** Begin Data for the task **

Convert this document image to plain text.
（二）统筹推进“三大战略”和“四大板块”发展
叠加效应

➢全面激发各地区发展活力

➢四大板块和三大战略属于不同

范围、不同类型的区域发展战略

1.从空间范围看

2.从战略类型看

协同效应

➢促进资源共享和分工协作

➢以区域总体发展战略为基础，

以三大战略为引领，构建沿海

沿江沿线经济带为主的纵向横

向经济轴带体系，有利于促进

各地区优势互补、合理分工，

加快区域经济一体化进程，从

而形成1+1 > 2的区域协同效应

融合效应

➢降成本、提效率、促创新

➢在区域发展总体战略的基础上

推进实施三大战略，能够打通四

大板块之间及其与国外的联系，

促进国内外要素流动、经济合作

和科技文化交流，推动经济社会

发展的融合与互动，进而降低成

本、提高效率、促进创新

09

** End Data for the task **

→ **Given task**: Write out the entries above once more, without altering anything.

→ **Output**:
Convert this document image to plain text.
（二）统筹推进“三大战略”和“四大板块”发展
叠加效应

➢全面激发各地区发展活力

➢四大板块和三大战略属于不同

范围、不同类型的区域发展战略

1.从空间范围看

2.从战略类型看

协同效应

➢促进资源共享和分工协作

➢以区域总体发展战略为基础，

以三大战略为引领，构建沿海

沿江沿线经济带为主的纵向横

向经济轴带体系，有利于促进

各地区优势互补、合理分工，

加快区域经济一体化进程，从

而形成1+1 > 2的区域协同效应

融合效应

➢降成本、提效率、促创新

➢在区域发展总体战略的基础上

推进实施三大战略，能够打通四

大板块之间及其与国外的联系，

促进国内外要素流动、经济合作

和科技文化交流，推动经济社会

发展的融合与互动，进而降低成

本、提高效率、促进创新

09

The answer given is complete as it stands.